Problem description: Reproduce every line of the records below without any changes.

★ ★ ★ ★ ★ ★ ★

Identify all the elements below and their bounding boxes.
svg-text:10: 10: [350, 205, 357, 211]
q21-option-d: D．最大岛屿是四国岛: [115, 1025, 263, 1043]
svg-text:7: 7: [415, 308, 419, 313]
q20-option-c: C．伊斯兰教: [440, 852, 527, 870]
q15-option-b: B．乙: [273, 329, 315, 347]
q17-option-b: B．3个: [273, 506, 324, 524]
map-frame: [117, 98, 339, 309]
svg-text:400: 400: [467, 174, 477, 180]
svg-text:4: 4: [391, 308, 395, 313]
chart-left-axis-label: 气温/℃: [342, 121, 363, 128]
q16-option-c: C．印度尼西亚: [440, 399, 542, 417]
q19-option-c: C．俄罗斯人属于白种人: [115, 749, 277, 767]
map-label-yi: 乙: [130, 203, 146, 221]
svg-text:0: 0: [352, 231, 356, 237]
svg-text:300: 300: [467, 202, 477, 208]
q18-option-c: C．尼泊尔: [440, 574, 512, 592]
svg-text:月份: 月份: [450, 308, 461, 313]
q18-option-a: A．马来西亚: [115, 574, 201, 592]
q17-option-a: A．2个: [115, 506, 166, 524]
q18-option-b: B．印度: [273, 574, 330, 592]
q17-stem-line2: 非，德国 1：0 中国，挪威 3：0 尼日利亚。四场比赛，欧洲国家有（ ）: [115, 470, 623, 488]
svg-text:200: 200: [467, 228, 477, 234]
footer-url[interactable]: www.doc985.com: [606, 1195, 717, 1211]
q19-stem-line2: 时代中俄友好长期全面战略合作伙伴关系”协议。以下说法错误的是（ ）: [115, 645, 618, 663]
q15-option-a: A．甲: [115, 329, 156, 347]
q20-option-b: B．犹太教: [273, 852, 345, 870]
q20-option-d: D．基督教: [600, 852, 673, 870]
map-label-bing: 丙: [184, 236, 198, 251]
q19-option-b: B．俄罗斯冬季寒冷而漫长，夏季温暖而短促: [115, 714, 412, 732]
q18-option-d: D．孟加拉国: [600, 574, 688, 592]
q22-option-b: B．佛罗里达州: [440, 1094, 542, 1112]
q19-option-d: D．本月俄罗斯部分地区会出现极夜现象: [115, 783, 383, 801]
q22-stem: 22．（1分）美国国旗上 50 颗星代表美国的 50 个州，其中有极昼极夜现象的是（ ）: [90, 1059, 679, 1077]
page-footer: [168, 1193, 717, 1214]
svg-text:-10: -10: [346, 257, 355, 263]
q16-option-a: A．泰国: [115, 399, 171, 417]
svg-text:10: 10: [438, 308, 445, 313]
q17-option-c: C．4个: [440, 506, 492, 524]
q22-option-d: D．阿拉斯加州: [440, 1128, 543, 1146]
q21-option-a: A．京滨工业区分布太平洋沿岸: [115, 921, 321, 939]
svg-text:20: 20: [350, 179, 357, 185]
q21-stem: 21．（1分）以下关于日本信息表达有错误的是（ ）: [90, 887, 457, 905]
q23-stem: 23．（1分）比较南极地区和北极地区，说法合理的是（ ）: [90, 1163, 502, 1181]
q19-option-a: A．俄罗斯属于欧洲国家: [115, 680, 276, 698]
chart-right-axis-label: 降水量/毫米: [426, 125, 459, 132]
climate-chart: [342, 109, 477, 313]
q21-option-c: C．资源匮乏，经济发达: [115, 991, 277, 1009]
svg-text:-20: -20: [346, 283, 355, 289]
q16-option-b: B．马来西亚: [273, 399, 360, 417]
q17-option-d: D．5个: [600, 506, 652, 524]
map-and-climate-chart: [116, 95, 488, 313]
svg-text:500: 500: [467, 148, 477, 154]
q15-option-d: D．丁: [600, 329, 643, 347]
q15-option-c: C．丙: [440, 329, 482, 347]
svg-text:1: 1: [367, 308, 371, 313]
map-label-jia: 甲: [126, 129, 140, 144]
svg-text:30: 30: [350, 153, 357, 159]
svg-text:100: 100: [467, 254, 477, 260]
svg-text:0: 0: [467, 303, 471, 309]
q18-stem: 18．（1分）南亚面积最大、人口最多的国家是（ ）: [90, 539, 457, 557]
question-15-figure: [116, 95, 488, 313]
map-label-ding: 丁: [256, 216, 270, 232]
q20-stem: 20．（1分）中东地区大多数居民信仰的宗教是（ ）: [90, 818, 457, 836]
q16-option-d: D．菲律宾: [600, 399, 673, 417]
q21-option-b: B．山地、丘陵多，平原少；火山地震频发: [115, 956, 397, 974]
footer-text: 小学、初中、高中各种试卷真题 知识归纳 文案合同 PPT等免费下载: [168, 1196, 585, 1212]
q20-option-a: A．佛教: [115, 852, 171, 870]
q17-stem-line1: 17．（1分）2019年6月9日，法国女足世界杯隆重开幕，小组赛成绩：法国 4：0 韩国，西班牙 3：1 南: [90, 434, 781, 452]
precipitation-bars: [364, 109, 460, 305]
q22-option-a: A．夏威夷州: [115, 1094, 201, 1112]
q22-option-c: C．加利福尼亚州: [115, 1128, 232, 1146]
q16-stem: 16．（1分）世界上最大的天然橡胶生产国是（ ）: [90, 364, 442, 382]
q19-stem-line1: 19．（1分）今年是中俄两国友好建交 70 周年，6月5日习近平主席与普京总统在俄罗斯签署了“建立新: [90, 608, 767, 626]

★ ★ ★ ★ ★ ★ ★

Result:
Identify all the elements below and their bounding boxes.
svg-text:10: 10: [350, 205, 357, 211]
q21-option-d: D．最大岛屿是四国岛: [115, 1025, 263, 1043]
svg-text:7: 7: [415, 308, 419, 313]
q20-option-c: C．伊斯兰教: [440, 852, 527, 870]
q15-option-b: B．乙: [273, 329, 315, 347]
q17-option-b: B．3个: [273, 506, 324, 524]
map-frame: [117, 98, 339, 309]
svg-text:400: 400: [467, 174, 477, 180]
svg-text:4: 4: [391, 308, 395, 313]
chart-left-axis-label: 气温/℃: [342, 121, 363, 128]
q16-option-c: C．印度尼西亚: [440, 399, 542, 417]
q19-option-c: C．俄罗斯人属于白种人: [115, 749, 277, 767]
map-label-yi: 乙: [130, 203, 146, 221]
svg-text:0: 0: [352, 231, 356, 237]
svg-text:300: 300: [467, 202, 477, 208]
q18-option-c: C．尼泊尔: [440, 574, 512, 592]
svg-text:月份: 月份: [450, 308, 461, 313]
q18-option-a: A．马来西亚: [115, 574, 201, 592]
q17-option-a: A．2个: [115, 506, 166, 524]
q18-option-b: B．印度: [273, 574, 330, 592]
q17-stem-line2: 非，德国 1：0 中国，挪威 3：0 尼日利亚。四场比赛，欧洲国家有（ ）: [115, 470, 623, 488]
svg-text:200: 200: [467, 228, 477, 234]
footer-url[interactable]: www.doc985.com: [606, 1195, 717, 1211]
q19-stem-line2: 时代中俄友好长期全面战略合作伙伴关系”协议。以下说法错误的是（ ）: [115, 645, 618, 663]
q15-option-a: A．甲: [115, 329, 156, 347]
q20-option-b: B．犹太教: [273, 852, 345, 870]
q20-option-d: D．基督教: [600, 852, 673, 870]
map-label-bing: 丙: [184, 236, 198, 251]
q19-option-b: B．俄罗斯冬季寒冷而漫长，夏季温暖而短促: [115, 714, 412, 732]
q18-option-d: D．孟加拉国: [600, 574, 688, 592]
q22-option-b: B．佛罗里达州: [440, 1094, 542, 1112]
q19-option-d: D．本月俄罗斯部分地区会出现极夜现象: [115, 783, 383, 801]
q22-stem: 22．（1分）美国国旗上 50 颗星代表美国的 50 个州，其中有极昼极夜现象的是（ ）: [90, 1059, 679, 1077]
page-footer: [168, 1193, 717, 1214]
svg-text:-10: -10: [346, 257, 355, 263]
q16-option-a: A．泰国: [115, 399, 171, 417]
svg-text:10: 10: [438, 308, 445, 313]
q17-option-c: C．4个: [440, 506, 492, 524]
q22-option-d: D．阿拉斯加州: [440, 1128, 543, 1146]
q21-option-a: A．京滨工业区分布太平洋沿岸: [115, 921, 321, 939]
svg-text:20: 20: [350, 179, 357, 185]
q21-stem: 21．（1分）以下关于日本信息表达有错误的是（ ）: [90, 887, 457, 905]
q23-stem: 23．（1分）比较南极地区和北极地区，说法合理的是（ ）: [90, 1163, 502, 1181]
q19-option-a: A．俄罗斯属于欧洲国家: [115, 680, 276, 698]
chart-right-axis-label: 降水量/毫米: [426, 125, 459, 132]
climate-chart: [342, 109, 477, 313]
q21-option-c: C．资源匮乏，经济发达: [115, 991, 277, 1009]
svg-text:-20: -20: [346, 283, 355, 289]
q16-option-b: B．马来西亚: [273, 399, 360, 417]
q17-option-d: D．5个: [600, 506, 652, 524]
map-and-climate-chart: [116, 95, 488, 313]
svg-text:500: 500: [467, 148, 477, 154]
q15-option-d: D．丁: [600, 329, 643, 347]
q15-option-c: C．丙: [440, 329, 482, 347]
svg-text:1: 1: [367, 308, 371, 313]
map-label-jia: 甲: [126, 129, 140, 144]
svg-text:30: 30: [350, 153, 357, 159]
svg-text:100: 100: [467, 254, 477, 260]
svg-text:0: 0: [467, 303, 471, 309]
q18-stem: 18．（1分）南亚面积最大、人口最多的国家是（ ）: [90, 539, 457, 557]
question-15-figure: [116, 95, 488, 313]
map-label-ding: 丁: [256, 216, 270, 232]
q20-stem: 20．（1分）中东地区大多数居民信仰的宗教是（ ）: [90, 818, 457, 836]
q16-option-d: D．菲律宾: [600, 399, 673, 417]
q21-option-b: B．山地、丘陵多，平原少；火山地震频发: [115, 956, 397, 974]
footer-text: 小学、初中、高中各种试卷真题 知识归纳 文案合同 PPT等免费下载: [168, 1196, 585, 1212]
q20-option-a: A．佛教: [115, 852, 171, 870]
q17-stem-line1: 17．（1分）2019年6月9日，法国女足世界杯隆重开幕，小组赛成绩：法国 4：0 韩国，西班牙 3：1 南: [90, 434, 781, 452]
precipitation-bars: [364, 109, 460, 305]
q22-option-a: A．夏威夷州: [115, 1094, 201, 1112]
q22-option-c: C．加利福尼亚州: [115, 1128, 232, 1146]
q16-stem: 16．（1分）世界上最大的天然橡胶生产国是（ ）: [90, 364, 442, 382]
q19-stem-line1: 19．（1分）今年是中俄两国友好建交 70 周年，6月5日习近平主席与普京总统在俄罗斯签署了“建立新: [90, 608, 767, 626]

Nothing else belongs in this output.